··· Provided data ···
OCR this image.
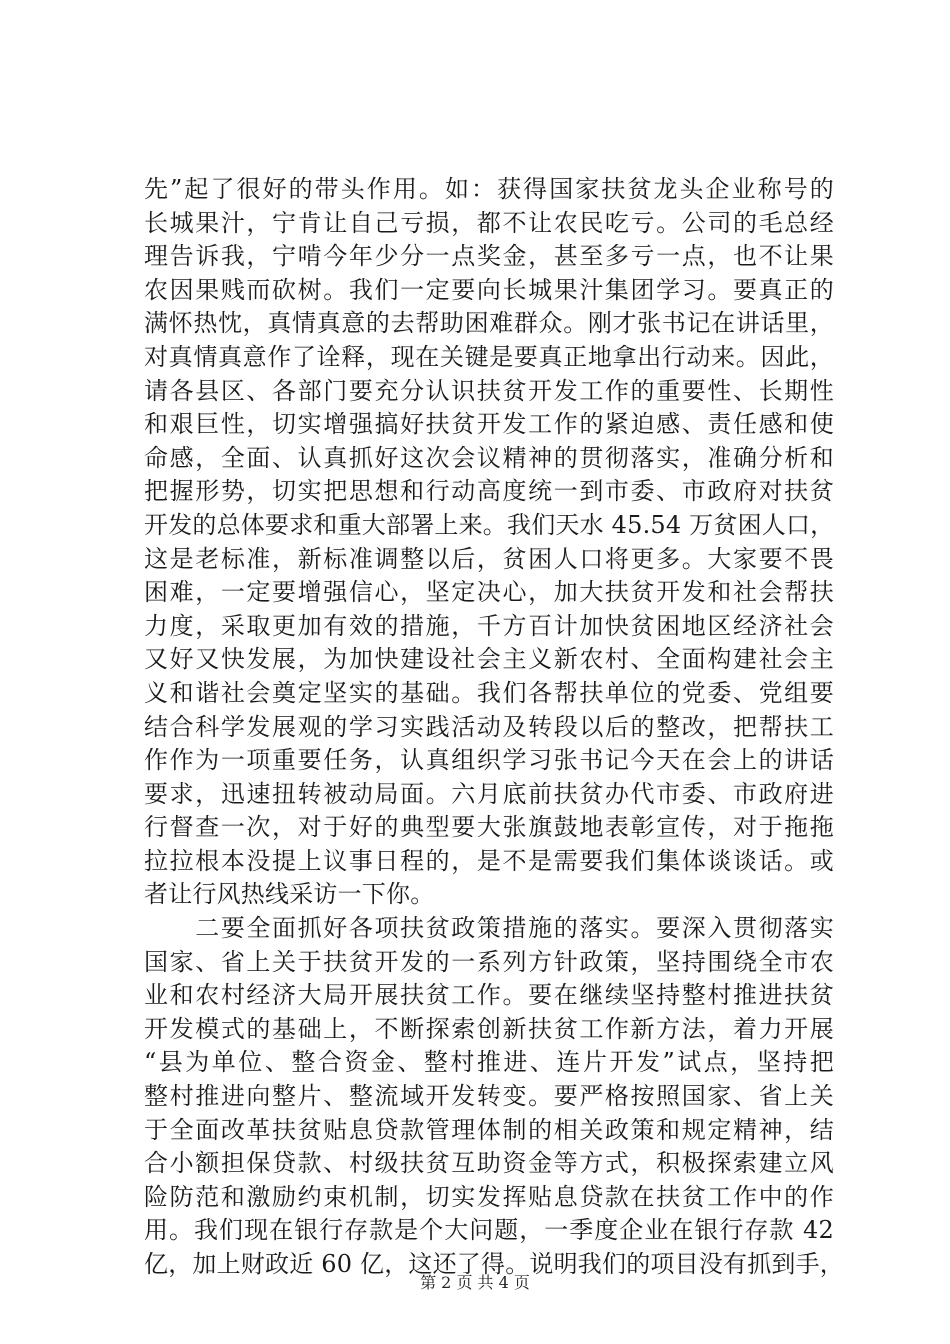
先”起了很好的带头作用。如：获得国家扶贫龙头企业称号的
长城果汁，宁肯让自己亏损，都不让农民吃亏。公司的毛总经
理告诉我，宁啃今年少分一点奖金，甚至多亏一点，也不让果
农因果贱而砍树。我们一定要向长城果汁集团学习。要真正的
满怀热忱，真情真意的去帮助困难群众。刚才张书记在讲话里，
对真情真意作了诠释，现在关键是要真正地拿出行动来。因此，
请各县区、各部门要充分认识扶贫开发工作的重要性、长期性
和艰巨性，切实增强搞好扶贫开发工作的紧迫感、责任感和使
命感，全面、认真抓好这次会议精神的贯彻落实，准确分析和
把握形势，切实把思想和行动高度统一到市委、市政府对扶贫
开发的总体要求和重大部署上来。我们天水 45.54 万贫困人口，
这是老标准，新标准调整以后，贫困人口将更多。大家要不畏
困难，一定要增强信心，坚定决心，加大扶贫开发和社会帮扶
力度，采取更加有效的措施，千方百计加快贫困地区经济社会
又好又快发展，为加快建设社会主义新农村、全面构建社会主
义和谐社会奠定坚实的基础。我们各帮扶单位的党委、党组要
结合科学发展观的学习实践活动及转段以后的整改，把帮扶工
作作为一项重要任务，认真组织学习张书记今天在会上的讲话
要求，迅速扭转被动局面。六月底前扶贫办代市委、市政府进
行督查一次，对于好的典型要大张旗鼓地表彰宣传，对于拖拖
拉拉根本没提上议事日程的，是不是需要我们集体谈谈话。或
者让行风热线采访一下你。
　　二要全面抓好各项扶贫政策措施的落实。要深入贯彻落实
国家、省上关于扶贫开发的一系列方针政策，坚持围绕全市农
业和农村经济大局开展扶贫工作。要在继续坚持整村推进扶贫
开发模式的基础上，不断探索创新扶贫工作新方法，着力开展
“县为单位、整合资金、整村推进、连片开发”试点，坚持把
整村推进向整片、整流域开发转变。要严格按照国家、省上关
于全面改革扶贫贴息贷款管理体制的相关政策和规定精神，结
合小额担保贷款、村级扶贫互助资金等方式，积极探索建立风
险防范和激励约束机制，切实发挥贴息贷款在扶贫工作中的作
用。我们现在银行存款是个大问题，一季度企业在银行存款 42
亿，加上财政近 60 亿，这还了得。说明我们的项目没有抓到手，
第 2 页 共 4 页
···
■ **Stated goal**: Without the pictures, repeat the listing above exactly.

■ **Solution for this task**:
OCR this image.
先”起了很好的带头作用。如：获得国家扶贫龙头企业称号的
长城果汁，宁肯让自己亏损，都不让农民吃亏。公司的毛总经
理告诉我，宁啃今年少分一点奖金，甚至多亏一点，也不让果
农因果贱而砍树。我们一定要向长城果汁集团学习。要真正的
满怀热忱，真情真意的去帮助困难群众。刚才张书记在讲话里，
对真情真意作了诠释，现在关键是要真正地拿出行动来。因此，
请各县区、各部门要充分认识扶贫开发工作的重要性、长期性
和艰巨性，切实增强搞好扶贫开发工作的紧迫感、责任感和使
命感，全面、认真抓好这次会议精神的贯彻落实，准确分析和
把握形势，切实把思想和行动高度统一到市委、市政府对扶贫
开发的总体要求和重大部署上来。我们天水 45.54 万贫困人口，
这是老标准，新标准调整以后，贫困人口将更多。大家要不畏
困难，一定要增强信心，坚定决心，加大扶贫开发和社会帮扶
力度，采取更加有效的措施，千方百计加快贫困地区经济社会
又好又快发展，为加快建设社会主义新农村、全面构建社会主
义和谐社会奠定坚实的基础。我们各帮扶单位的党委、党组要
结合科学发展观的学习实践活动及转段以后的整改，把帮扶工
作作为一项重要任务，认真组织学习张书记今天在会上的讲话
要求，迅速扭转被动局面。六月底前扶贫办代市委、市政府进
行督查一次，对于好的典型要大张旗鼓地表彰宣传，对于拖拖
拉拉根本没提上议事日程的，是不是需要我们集体谈谈话。或
者让行风热线采访一下你。
　　二要全面抓好各项扶贫政策措施的落实。要深入贯彻落实
国家、省上关于扶贫开发的一系列方针政策，坚持围绕全市农
业和农村经济大局开展扶贫工作。要在继续坚持整村推进扶贫
开发模式的基础上，不断探索创新扶贫工作新方法，着力开展
“县为单位、整合资金、整村推进、连片开发”试点，坚持把
整村推进向整片、整流域开发转变。要严格按照国家、省上关
于全面改革扶贫贴息贷款管理体制的相关政策和规定精神，结
合小额担保贷款、村级扶贫互助资金等方式，积极探索建立风
险防范和激励约束机制，切实发挥贴息贷款在扶贫工作中的作
用。我们现在银行存款是个大问题，一季度企业在银行存款 42
亿，加上财政近 60 亿，这还了得。说明我们的项目没有抓到手，
第 2 页 共 4 页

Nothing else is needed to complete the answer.